:: Supplied data ::

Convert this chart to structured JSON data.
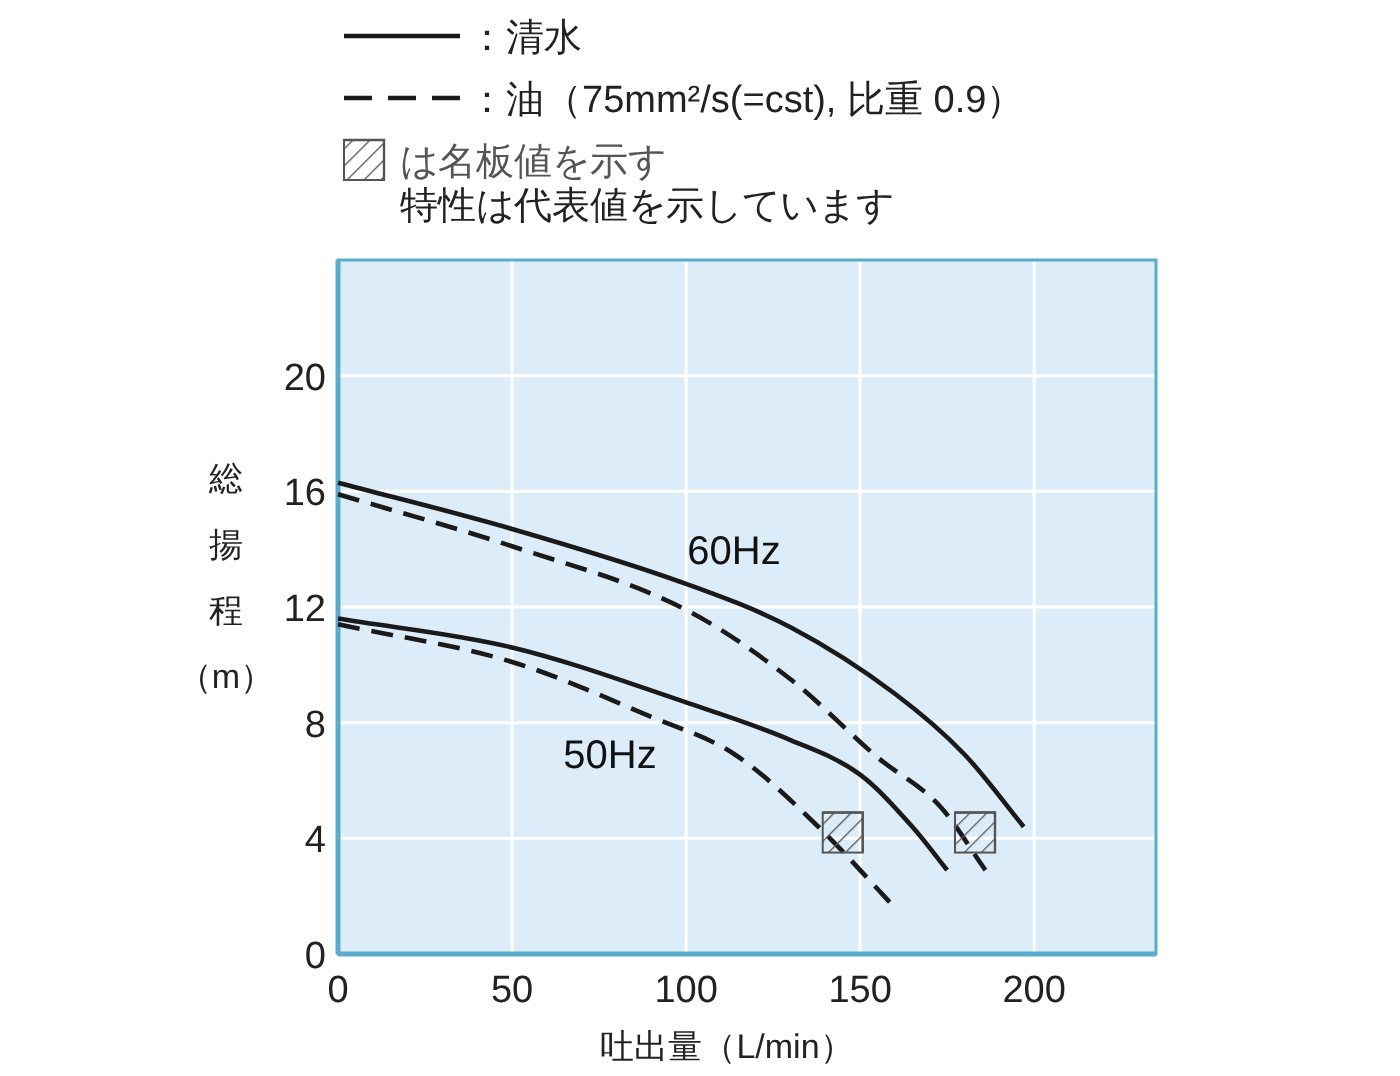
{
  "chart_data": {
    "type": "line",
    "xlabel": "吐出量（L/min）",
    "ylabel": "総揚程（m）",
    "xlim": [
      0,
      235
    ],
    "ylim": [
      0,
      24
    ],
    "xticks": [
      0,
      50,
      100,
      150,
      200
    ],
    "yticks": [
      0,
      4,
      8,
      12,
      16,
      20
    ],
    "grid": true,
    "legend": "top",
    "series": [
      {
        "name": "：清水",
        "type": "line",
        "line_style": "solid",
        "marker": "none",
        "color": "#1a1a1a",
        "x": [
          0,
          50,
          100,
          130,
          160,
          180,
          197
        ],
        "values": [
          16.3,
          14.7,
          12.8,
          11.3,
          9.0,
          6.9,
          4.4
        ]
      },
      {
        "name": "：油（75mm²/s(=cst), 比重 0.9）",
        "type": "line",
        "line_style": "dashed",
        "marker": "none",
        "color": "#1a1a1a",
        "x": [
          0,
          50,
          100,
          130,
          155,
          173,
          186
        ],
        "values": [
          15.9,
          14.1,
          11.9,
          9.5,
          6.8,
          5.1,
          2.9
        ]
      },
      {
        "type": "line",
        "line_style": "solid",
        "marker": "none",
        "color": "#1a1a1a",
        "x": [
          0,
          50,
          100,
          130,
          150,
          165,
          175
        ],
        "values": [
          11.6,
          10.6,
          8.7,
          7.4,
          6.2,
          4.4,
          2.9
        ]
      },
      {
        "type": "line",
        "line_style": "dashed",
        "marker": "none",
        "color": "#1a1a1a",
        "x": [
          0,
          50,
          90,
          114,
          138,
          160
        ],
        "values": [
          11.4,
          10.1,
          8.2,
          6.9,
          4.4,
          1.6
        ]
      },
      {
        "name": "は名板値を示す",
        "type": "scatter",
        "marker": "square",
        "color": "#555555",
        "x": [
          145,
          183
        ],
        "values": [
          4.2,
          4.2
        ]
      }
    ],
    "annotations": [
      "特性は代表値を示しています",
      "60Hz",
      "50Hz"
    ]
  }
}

:::
:: Supplied data ::

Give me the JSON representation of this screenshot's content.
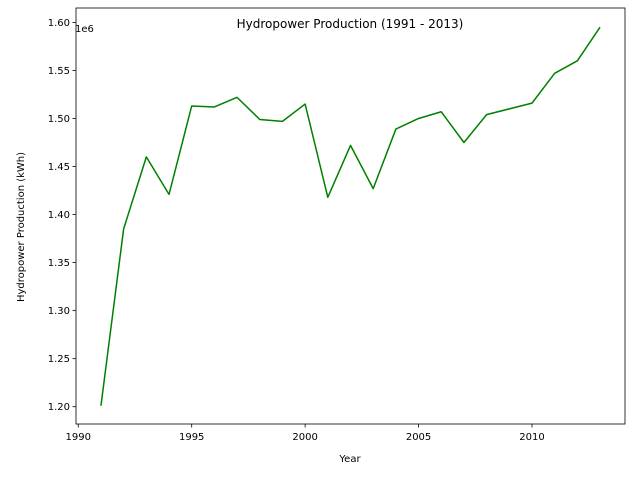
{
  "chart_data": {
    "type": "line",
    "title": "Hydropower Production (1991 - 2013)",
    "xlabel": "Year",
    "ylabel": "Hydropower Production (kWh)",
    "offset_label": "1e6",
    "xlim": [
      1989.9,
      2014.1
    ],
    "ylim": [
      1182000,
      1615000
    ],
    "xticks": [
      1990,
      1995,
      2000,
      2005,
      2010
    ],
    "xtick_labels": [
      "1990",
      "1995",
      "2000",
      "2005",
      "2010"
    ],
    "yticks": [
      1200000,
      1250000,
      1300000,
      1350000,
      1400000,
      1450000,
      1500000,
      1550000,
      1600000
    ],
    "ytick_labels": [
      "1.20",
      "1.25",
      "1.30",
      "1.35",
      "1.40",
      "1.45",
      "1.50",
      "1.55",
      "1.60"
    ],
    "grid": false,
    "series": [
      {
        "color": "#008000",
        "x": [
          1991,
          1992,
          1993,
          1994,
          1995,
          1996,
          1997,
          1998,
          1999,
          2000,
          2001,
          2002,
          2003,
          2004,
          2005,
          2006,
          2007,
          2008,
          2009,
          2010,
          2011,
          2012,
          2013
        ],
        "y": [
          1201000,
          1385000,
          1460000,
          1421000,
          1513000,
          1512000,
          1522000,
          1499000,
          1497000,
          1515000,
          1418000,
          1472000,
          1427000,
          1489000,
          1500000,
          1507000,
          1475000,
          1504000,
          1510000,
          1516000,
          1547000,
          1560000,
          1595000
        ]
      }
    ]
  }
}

:::

▸ **Brief**
Every line of the records that includes the word "this" should be gathered.

▸ **Solved exercise**
Convert this chart to structured JSON data.
Give me the JSON representation of this screenshot's content.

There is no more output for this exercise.